━━━ MATERIAL SUPPLIED ━━━

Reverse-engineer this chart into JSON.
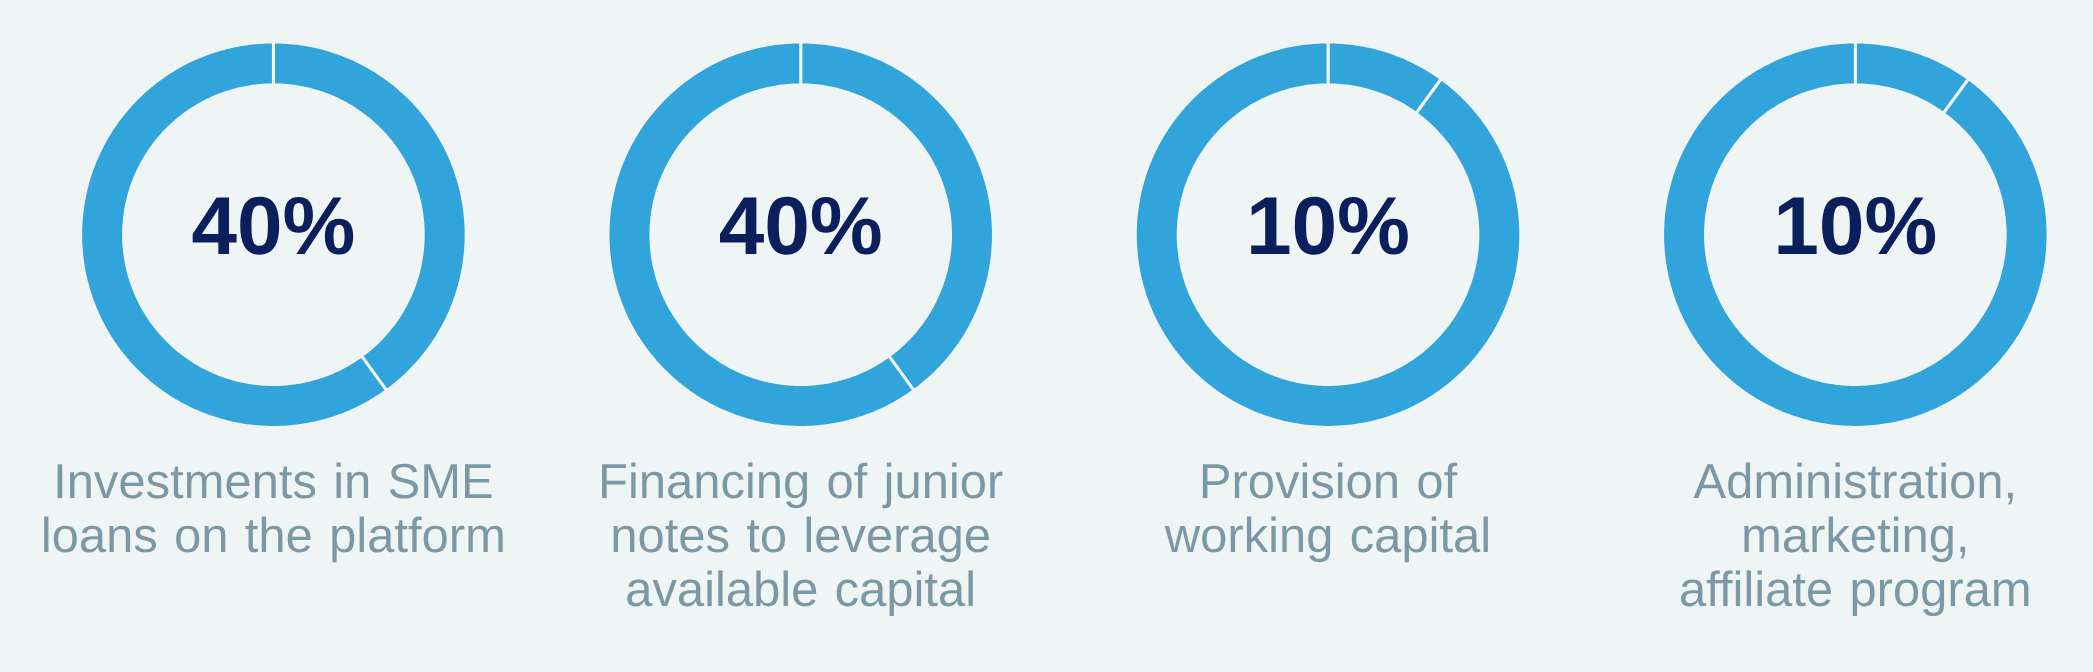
{
  "chart_data": [
    {
      "type": "donut",
      "title": "Investments in SME loans on the platform",
      "categories": [
        null,
        null
      ],
      "values": [
        40,
        60
      ],
      "colors": [
        "#30a4db",
        "#30a4db"
      ],
      "value_labels": [
        "40%",
        null
      ]
    },
    {
      "type": "donut",
      "title": "Financing of junior notes to leverage available capital",
      "categories": [
        null,
        null
      ],
      "values": [
        40,
        60
      ],
      "colors": [
        "#30a4db",
        "#30a4db"
      ],
      "value_labels": [
        "40%",
        null
      ]
    },
    {
      "type": "donut",
      "title": "Provision of working capital",
      "categories": [
        null,
        null
      ],
      "values": [
        10,
        90
      ],
      "colors": [
        "#30a4db",
        "#30a4db"
      ],
      "value_labels": [
        "10%",
        null
      ]
    },
    {
      "type": "donut",
      "title": "Administration, marketing, affiliate program",
      "categories": [
        null,
        null
      ],
      "values": [
        10,
        90
      ],
      "colors": [
        "#30a4db",
        "#30a4db"
      ],
      "value_labels": [
        "10%",
        null
      ]
    }
  ]
}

━━━

- _BRIEF_
Your task is to set down the records shown above exactly, minus any pictures.

- _WRITTEN ANSWER_
Reverse-engineer this chart into JSON.
{
  "chart_data": [
    {
      "type": "donut",
      "title": "Investments in SME loans on the platform",
      "categories": [
        null,
        null
      ],
      "values": [
        40,
        60
      ],
      "colors": [
        "#30a4db",
        "#30a4db"
      ],
      "value_labels": [
        "40%",
        null
      ]
    },
    {
      "type": "donut",
      "title": "Financing of junior notes to leverage available capital",
      "categories": [
        null,
        null
      ],
      "values": [
        40,
        60
      ],
      "colors": [
        "#30a4db",
        "#30a4db"
      ],
      "value_labels": [
        "40%",
        null
      ]
    },
    {
      "type": "donut",
      "title": "Provision of working capital",
      "categories": [
        null,
        null
      ],
      "values": [
        10,
        90
      ],
      "colors": [
        "#30a4db",
        "#30a4db"
      ],
      "value_labels": [
        "10%",
        null
      ]
    },
    {
      "type": "donut",
      "title": "Administration, marketing, affiliate program",
      "categories": [
        null,
        null
      ],
      "values": [
        10,
        90
      ],
      "colors": [
        "#30a4db",
        "#30a4db"
      ],
      "value_labels": [
        "10%",
        null
      ]
    }
  ]
}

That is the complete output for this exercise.